Goal of the exercise - Copy out the records precisely, omitting pictures.

****************

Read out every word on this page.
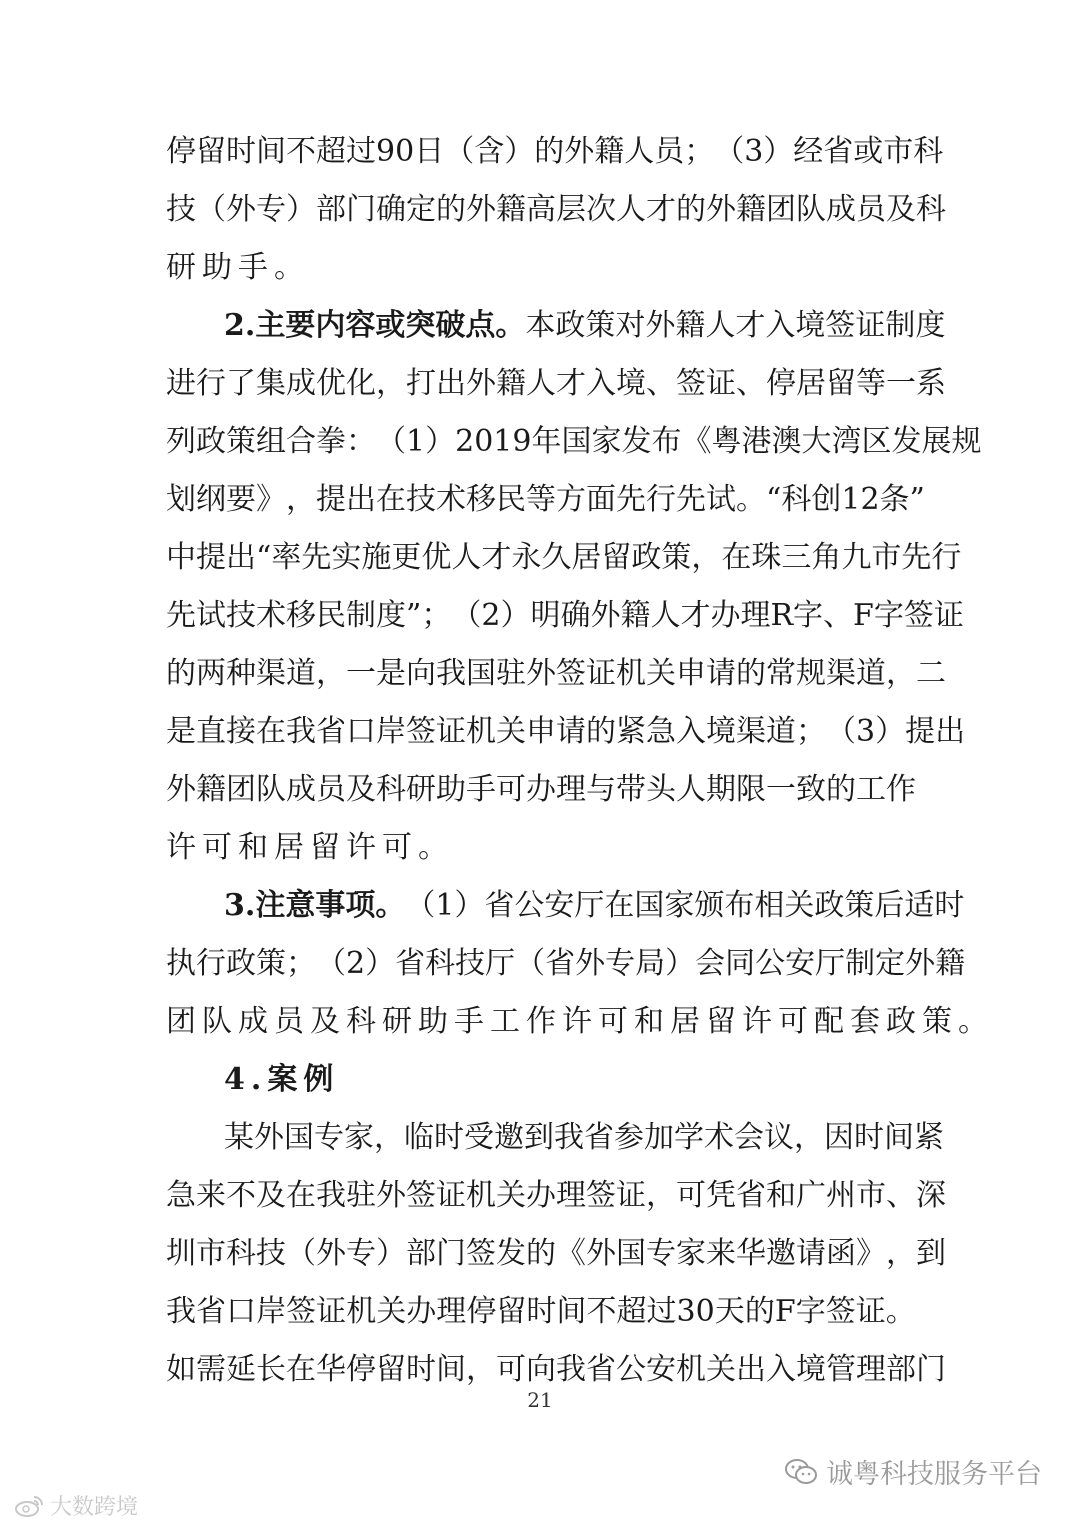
停 留 时 间 不 超 过 9 0 日 （ 含 ） 的 外 籍 人 员 ； （ 3 ） 经 省 或 市 科
技 （ 外 专 ） 部 门 确 定 的 外 籍 高 层 次 人 才 的 外 籍 团 队 成 员 及 科
研助手。
2 . 主 要 内 容 或 突 破 点 。 本 政 策 对 外 籍 人 才 入 境 签 证 制 度
进 行 了 集 成 优 化 ， 打 出 外 籍 人 才 入 境 、 签 证 、 停 居 留 等 一 系
列 政 策 组 合 拳 ： （ 1 ） 2 0 1 9 年 国 家 发 布 《 粤 港 澳 大 湾 区 发 展 规
划 纲 要 》 ， 提 出 在 技 术 移 民 等 方 面 先 行 先 试 。 “ 科 创 1 2 条 ”
中 提 出 “ 率 先 实 施 更 优 人 才 永 久 居 留 政 策 ， 在 珠 三 角 九 市 先 行
先 试 技 术 移 民 制 度 ” ； （ 2 ） 明 确 外 籍 人 才 办 理 R 字 、 F 字 签 证
的 两 种 渠 道 ， 一 是 向 我 国 驻 外 签 证 机 关 申 请 的 常 规 渠 道 ， 二
是 直 接 在 我 省 口 岸 签 证 机 关 申 请 的 紧 急 入 境 渠 道 ； （ 3 ） 提 出
外 籍 团 队 成 员 及 科 研 助 手 可 办 理 与 带 头 人 期 限 一 致 的 工 作
许可和居留许可。
3 . 注 意 事 项 。 （ 1 ） 省 公 安 厅 在 国 家 颁 布 相 关 政 策 后 适 时
执 行 政 策 ； （ 2 ） 省 科 技 厅 （ 省 外 专 局 ） 会 同 公 安 厅 制 定 外 籍
团队成员及科研助手工作许可和居留许可配套政策。
4.案例
某 外 国 专 家 ， 临 时 受 邀 到 我 省 参 加 学 术 会 议 ， 因 时 间 紧
急 来 不 及 在 我 驻 外 签 证 机 关 办 理 签 证 ， 可 凭 省 和 广 州 市 、 深
圳 市 科 技 （ 外 专 ） 部 门 签 发 的 《 外 国 专 家 来 华 邀 请 函 》 ， 到
我 省 口 岸 签 证 机 关 办 理 停 留 时 间 不 超 过 3 0 天 的 F 字 签 证 。
如 需 延 长 在 华 停 留 时 间 ， 可 向 我 省 公 安 机 关 出 入 境 管 理 部 门
21
诚粤科技服务平台
大数跨境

****************

Correct result -
Read out every word on this page.
停 留 时 间 不 超 过 9 0 日 （ 含 ） 的 外 籍 人 员 ； （ 3 ） 经 省 或 市 科
技 （ 外 专 ） 部 门 确 定 的 外 籍 高 层 次 人 才 的 外 籍 团 队 成 员 及 科
研助手。
2 . 主 要 内 容 或 突 破 点 。 本 政 策 对 外 籍 人 才 入 境 签 证 制 度
进 行 了 集 成 优 化 ， 打 出 外 籍 人 才 入 境 、 签 证 、 停 居 留 等 一 系
列 政 策 组 合 拳 ： （ 1 ） 2 0 1 9 年 国 家 发 布 《 粤 港 澳 大 湾 区 发 展 规
划 纲 要 》 ， 提 出 在 技 术 移 民 等 方 面 先 行 先 试 。 “ 科 创 1 2 条 ”
中 提 出 “ 率 先 实 施 更 优 人 才 永 久 居 留 政 策 ， 在 珠 三 角 九 市 先 行
先 试 技 术 移 民 制 度 ” ； （ 2 ） 明 确 外 籍 人 才 办 理 R 字 、 F 字 签 证
的 两 种 渠 道 ， 一 是 向 我 国 驻 外 签 证 机 关 申 请 的 常 规 渠 道 ， 二
是 直 接 在 我 省 口 岸 签 证 机 关 申 请 的 紧 急 入 境 渠 道 ； （ 3 ） 提 出
外 籍 团 队 成 员 及 科 研 助 手 可 办 理 与 带 头 人 期 限 一 致 的 工 作
许可和居留许可。
3 . 注 意 事 项 。 （ 1 ） 省 公 安 厅 在 国 家 颁 布 相 关 政 策 后 适 时
执 行 政 策 ； （ 2 ） 省 科 技 厅 （ 省 外 专 局 ） 会 同 公 安 厅 制 定 外 籍
团队成员及科研助手工作许可和居留许可配套政策。
4.案例
某 外 国 专 家 ， 临 时 受 邀 到 我 省 参 加 学 术 会 议 ， 因 时 间 紧
急 来 不 及 在 我 驻 外 签 证 机 关 办 理 签 证 ， 可 凭 省 和 广 州 市 、 深
圳 市 科 技 （ 外 专 ） 部 门 签 发 的 《 外 国 专 家 来 华 邀 请 函 》 ， 到
我 省 口 岸 签 证 机 关 办 理 停 留 时 间 不 超 过 3 0 天 的 F 字 签 证 。
如 需 延 长 在 华 停 留 时 间 ， 可 向 我 省 公 安 机 关 出 入 境 管 理 部 门
21
诚粤科技服务平台
大数跨境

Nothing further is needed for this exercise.